(Stored data)

※

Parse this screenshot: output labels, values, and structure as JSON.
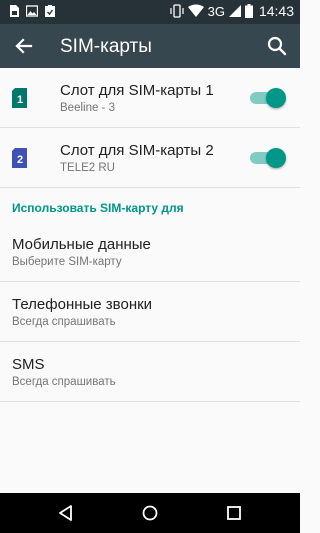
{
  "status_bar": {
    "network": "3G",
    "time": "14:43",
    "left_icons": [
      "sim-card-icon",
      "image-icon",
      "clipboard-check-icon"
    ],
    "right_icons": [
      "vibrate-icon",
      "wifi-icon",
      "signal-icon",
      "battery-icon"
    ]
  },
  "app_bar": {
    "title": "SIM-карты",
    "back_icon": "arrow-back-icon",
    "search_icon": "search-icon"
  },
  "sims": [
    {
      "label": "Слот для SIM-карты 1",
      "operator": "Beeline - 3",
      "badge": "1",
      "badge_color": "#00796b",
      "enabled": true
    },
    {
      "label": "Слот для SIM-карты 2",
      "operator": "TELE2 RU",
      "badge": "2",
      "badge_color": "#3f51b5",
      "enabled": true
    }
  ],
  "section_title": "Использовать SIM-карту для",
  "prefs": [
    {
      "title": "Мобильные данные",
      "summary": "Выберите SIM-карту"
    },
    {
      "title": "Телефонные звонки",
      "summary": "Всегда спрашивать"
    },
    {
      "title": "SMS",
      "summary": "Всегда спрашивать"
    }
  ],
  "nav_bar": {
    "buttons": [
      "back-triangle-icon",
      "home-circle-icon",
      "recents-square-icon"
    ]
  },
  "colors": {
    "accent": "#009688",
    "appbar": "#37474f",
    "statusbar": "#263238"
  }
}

※

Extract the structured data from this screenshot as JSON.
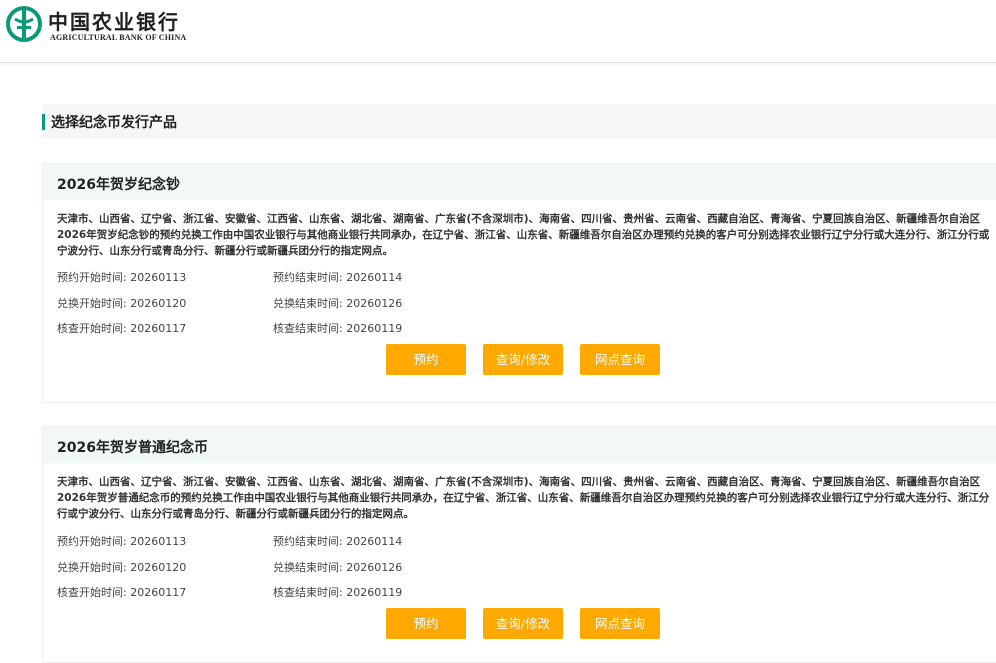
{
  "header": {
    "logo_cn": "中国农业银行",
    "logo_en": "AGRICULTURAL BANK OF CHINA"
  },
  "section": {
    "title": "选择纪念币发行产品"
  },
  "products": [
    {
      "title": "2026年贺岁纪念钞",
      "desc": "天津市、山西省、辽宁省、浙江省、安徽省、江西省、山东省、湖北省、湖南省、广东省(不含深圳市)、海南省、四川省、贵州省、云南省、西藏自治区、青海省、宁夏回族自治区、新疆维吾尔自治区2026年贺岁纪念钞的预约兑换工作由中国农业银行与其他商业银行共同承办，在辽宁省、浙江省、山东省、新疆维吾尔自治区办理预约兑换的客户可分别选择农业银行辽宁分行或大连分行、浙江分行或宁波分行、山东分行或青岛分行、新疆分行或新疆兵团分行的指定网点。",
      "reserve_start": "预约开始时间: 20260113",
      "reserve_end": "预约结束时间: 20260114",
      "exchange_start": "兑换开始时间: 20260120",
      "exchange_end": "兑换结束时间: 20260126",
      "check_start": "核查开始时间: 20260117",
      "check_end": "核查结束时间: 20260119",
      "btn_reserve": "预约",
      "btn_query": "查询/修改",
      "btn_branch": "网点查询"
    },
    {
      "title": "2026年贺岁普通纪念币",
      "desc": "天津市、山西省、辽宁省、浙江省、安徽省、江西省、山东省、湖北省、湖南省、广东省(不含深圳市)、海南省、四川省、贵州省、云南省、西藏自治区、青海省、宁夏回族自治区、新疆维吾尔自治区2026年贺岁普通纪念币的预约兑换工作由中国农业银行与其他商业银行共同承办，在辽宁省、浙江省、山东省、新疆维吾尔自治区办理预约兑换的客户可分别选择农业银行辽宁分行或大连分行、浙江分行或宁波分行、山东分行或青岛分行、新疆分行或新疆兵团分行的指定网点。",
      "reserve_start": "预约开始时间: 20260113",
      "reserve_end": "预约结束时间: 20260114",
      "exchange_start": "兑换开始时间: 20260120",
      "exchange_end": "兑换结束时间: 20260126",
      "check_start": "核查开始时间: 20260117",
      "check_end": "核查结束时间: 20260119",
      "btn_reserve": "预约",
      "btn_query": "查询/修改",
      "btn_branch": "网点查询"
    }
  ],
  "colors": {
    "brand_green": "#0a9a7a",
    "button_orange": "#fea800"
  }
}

※

__WORK REQUIRED__: Out of the material above, gather each line where "山东分行或青岛分行" appears.

__RESPONSE__:
      "desc": "天津市、山西省、辽宁省、浙江省、安徽省、江西省、山东省、湖北省、湖南省、广东省(不含深圳市)、海南省、四川省、贵州省、云南省、西藏自治区、青海省、宁夏回族自治区、新疆维吾尔自治区2026年贺岁纪念钞的预约兑换工作由中国农业银行与其他商业银行共同承办，在辽宁省、浙江省、山东省、新疆维吾尔自治区办理预约兑换的客户可分别选择农业银行辽宁分行或大连分行、浙江分行或宁波分行、山东分行或青岛分行、新疆分行或新疆兵团分行的指定网点。",
      "desc": "天津市、山西省、辽宁省、浙江省、安徽省、江西省、山东省、湖北省、湖南省、广东省(不含深圳市)、海南省、四川省、贵州省、云南省、西藏自治区、青海省、宁夏回族自治区、新疆维吾尔自治区2026年贺岁普通纪念币的预约兑换工作由中国农业银行与其他商业银行共同承办，在辽宁省、浙江省、山东省、新疆维吾尔自治区办理预约兑换的客户可分别选择农业银行辽宁分行或大连分行、浙江分行或宁波分行、山东分行或青岛分行、新疆分行或新疆兵团分行的指定网点。",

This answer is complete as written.